PROBLEM DETAILS | Locate every line in the records below that holds the word "System" and return each one.

Extracted data entries
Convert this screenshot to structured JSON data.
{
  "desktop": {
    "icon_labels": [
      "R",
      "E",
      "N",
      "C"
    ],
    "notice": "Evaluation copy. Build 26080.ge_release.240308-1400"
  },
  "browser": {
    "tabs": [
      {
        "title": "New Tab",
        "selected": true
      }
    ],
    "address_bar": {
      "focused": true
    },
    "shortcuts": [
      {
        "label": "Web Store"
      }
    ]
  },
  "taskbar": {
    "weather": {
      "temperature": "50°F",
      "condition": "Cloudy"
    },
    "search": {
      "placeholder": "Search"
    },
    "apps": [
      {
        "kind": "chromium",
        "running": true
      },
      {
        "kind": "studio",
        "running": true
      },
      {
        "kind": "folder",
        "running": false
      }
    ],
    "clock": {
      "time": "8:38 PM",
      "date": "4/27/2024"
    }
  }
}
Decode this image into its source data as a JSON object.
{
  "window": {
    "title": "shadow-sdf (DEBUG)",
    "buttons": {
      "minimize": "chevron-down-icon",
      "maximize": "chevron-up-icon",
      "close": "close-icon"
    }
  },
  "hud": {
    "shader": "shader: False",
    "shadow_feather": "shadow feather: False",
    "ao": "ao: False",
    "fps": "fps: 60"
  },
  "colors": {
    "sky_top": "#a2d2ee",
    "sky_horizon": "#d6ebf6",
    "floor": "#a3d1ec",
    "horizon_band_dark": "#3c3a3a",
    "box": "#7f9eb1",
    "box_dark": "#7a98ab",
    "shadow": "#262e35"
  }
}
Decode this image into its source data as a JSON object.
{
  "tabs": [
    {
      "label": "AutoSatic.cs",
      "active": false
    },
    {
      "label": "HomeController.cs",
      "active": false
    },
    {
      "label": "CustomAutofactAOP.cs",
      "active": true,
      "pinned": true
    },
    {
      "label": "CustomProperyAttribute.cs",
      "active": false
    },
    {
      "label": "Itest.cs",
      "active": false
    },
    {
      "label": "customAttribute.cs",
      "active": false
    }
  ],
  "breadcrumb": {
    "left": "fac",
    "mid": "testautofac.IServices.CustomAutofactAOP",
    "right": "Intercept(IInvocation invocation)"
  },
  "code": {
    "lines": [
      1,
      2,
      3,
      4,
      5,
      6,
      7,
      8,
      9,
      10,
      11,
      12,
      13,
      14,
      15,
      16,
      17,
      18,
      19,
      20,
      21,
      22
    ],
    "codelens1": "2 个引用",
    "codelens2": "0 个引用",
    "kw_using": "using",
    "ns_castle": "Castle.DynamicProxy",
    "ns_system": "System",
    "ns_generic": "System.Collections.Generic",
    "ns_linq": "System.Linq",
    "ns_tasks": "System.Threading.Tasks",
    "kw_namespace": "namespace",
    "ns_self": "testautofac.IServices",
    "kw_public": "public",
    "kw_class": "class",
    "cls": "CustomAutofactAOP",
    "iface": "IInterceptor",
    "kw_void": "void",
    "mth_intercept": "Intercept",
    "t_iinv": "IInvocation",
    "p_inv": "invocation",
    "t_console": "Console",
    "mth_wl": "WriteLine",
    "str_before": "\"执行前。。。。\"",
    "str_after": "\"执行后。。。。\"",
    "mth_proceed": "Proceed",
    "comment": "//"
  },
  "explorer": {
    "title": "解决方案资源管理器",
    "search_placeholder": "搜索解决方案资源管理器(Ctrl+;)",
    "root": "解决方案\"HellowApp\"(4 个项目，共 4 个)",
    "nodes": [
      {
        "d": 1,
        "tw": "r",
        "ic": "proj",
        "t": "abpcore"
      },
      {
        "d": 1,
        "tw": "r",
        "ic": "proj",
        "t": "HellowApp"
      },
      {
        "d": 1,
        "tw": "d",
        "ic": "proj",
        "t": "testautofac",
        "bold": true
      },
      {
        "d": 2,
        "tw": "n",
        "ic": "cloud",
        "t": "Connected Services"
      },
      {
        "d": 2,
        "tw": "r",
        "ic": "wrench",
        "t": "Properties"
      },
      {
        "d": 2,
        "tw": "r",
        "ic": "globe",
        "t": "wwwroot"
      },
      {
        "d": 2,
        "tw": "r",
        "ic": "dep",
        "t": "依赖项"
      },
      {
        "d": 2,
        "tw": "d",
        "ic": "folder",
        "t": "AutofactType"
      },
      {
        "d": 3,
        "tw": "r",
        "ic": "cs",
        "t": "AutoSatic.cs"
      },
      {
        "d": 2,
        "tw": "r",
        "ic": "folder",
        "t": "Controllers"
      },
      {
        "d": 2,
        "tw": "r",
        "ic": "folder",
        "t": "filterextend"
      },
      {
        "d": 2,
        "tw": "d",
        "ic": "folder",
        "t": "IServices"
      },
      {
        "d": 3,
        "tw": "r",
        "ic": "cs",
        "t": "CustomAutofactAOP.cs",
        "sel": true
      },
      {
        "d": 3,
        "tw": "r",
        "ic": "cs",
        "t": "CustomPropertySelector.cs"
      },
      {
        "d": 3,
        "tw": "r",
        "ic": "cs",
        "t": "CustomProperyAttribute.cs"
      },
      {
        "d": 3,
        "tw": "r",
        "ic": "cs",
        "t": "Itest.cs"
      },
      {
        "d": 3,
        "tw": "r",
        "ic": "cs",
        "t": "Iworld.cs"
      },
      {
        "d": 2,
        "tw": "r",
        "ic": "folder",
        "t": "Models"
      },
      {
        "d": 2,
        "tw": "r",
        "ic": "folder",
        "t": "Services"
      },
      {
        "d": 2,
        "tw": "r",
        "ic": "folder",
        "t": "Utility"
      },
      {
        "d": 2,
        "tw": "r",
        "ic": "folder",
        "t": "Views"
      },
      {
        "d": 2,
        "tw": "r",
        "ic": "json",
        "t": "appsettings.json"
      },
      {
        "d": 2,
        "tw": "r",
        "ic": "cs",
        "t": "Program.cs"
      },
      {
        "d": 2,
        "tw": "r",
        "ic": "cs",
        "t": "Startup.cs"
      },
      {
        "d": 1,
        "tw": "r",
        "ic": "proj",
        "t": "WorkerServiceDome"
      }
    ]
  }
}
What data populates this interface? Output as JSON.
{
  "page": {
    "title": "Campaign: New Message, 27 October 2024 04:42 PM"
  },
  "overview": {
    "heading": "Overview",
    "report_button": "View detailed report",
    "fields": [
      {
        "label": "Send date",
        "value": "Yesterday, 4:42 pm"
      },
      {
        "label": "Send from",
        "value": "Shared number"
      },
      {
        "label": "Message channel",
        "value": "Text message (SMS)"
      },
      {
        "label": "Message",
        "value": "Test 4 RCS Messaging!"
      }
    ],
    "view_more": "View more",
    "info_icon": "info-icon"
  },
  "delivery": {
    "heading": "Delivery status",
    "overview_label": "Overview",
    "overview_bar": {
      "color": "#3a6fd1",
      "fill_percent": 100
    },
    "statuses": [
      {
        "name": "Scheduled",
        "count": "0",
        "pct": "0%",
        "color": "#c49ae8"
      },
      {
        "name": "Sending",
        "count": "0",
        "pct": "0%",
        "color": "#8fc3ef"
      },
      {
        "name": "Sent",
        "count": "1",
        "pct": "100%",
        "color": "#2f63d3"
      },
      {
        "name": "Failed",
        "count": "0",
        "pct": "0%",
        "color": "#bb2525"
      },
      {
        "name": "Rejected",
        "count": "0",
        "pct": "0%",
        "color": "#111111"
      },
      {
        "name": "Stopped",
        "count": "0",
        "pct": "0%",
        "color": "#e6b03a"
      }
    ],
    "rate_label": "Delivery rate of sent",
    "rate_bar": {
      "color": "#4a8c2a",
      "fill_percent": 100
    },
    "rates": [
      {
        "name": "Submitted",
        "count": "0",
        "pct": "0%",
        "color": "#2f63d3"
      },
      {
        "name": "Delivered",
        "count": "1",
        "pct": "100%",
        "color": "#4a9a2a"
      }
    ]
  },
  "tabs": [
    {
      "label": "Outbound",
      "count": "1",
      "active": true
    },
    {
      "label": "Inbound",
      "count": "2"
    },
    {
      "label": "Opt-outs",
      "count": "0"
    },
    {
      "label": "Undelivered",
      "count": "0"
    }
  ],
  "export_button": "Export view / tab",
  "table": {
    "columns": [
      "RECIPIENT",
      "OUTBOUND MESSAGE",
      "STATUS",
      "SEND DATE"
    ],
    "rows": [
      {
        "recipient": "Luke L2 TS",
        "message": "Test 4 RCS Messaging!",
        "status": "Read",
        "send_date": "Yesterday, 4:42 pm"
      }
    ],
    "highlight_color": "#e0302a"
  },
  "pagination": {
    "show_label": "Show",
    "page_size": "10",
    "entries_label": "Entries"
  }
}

SOLVED PROBLEM |
    "ns_system": "System",
    "ns_generic": "System.Collections.Generic",
    "ns_linq": "System.Linq",
    "ns_tasks": "System.Threading.Tasks",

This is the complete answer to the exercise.